» Work instructions
Select every line below containing the word "Small".

___

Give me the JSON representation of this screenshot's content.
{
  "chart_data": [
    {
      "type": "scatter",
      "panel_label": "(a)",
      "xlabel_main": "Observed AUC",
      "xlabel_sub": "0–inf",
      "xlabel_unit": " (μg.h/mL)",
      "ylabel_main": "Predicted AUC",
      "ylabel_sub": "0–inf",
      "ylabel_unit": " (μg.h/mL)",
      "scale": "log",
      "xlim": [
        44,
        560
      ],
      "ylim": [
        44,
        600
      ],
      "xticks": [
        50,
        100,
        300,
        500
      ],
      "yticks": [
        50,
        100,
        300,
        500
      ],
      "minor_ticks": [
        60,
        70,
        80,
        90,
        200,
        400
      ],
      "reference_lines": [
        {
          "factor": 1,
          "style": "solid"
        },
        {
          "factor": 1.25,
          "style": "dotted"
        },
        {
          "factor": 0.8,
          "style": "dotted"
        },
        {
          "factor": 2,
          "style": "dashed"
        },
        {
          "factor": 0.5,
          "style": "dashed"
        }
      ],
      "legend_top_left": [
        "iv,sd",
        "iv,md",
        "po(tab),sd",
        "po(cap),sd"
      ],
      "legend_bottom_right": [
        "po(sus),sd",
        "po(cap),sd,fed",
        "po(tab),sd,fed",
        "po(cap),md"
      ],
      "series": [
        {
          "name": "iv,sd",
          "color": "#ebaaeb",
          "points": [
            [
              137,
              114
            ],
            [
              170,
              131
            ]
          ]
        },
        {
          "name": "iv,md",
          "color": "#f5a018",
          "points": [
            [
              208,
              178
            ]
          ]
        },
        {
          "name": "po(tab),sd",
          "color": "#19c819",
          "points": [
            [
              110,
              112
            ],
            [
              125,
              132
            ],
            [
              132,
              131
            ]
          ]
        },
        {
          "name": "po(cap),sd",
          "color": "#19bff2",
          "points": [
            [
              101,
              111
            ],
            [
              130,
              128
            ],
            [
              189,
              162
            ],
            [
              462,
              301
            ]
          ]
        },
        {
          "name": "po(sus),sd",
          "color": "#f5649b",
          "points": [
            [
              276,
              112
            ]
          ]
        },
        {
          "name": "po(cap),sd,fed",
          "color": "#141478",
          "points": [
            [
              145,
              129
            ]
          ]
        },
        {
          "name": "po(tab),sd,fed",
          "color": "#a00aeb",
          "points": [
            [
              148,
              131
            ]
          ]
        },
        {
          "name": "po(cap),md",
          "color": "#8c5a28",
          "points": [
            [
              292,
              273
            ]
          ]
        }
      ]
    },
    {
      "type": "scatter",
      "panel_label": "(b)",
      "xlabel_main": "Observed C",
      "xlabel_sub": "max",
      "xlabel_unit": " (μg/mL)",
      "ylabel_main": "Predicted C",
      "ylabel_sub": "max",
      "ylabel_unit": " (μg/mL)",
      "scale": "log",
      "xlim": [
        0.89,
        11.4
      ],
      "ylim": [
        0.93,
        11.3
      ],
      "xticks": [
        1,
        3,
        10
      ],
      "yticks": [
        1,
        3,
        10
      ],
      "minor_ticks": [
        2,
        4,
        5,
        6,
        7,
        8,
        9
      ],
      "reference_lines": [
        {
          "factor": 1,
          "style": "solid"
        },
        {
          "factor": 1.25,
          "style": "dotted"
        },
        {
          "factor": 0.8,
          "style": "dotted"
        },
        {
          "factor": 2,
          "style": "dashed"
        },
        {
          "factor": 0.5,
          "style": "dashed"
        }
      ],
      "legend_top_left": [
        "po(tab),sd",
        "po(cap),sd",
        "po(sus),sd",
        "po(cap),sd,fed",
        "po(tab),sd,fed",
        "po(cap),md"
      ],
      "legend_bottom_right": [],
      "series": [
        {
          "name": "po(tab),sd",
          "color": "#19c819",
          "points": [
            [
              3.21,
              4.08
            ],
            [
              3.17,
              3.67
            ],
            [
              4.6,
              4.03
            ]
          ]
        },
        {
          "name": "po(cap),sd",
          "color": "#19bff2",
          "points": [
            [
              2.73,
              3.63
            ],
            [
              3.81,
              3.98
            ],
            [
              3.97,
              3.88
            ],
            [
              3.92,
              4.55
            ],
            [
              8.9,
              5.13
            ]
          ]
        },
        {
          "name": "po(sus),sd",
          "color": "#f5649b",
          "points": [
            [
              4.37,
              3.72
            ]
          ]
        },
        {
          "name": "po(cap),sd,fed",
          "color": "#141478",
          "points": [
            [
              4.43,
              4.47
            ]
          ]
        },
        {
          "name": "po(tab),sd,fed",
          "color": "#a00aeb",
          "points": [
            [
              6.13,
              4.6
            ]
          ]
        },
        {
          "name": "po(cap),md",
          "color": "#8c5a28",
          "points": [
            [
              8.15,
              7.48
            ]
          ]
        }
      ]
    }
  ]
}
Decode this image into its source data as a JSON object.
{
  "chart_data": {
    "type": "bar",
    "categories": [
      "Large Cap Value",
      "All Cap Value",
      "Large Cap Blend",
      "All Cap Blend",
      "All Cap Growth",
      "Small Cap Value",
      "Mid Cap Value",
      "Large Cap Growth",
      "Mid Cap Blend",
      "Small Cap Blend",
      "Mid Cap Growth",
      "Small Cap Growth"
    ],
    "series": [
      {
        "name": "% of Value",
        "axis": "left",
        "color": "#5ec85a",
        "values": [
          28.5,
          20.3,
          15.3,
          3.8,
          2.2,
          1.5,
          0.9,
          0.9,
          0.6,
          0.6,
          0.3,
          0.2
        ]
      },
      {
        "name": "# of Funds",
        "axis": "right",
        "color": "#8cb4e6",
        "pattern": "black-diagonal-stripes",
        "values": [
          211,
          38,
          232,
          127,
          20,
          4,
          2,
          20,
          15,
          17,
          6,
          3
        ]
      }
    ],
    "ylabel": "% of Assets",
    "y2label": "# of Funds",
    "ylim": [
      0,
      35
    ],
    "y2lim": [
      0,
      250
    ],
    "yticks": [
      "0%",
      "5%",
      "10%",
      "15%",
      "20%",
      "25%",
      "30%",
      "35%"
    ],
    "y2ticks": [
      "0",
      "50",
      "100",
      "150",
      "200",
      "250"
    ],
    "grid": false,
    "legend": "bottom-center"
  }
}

___

» Exercise output
      "Small Cap Value",
      "Small Cap Blend",
      "Small Cap Growth"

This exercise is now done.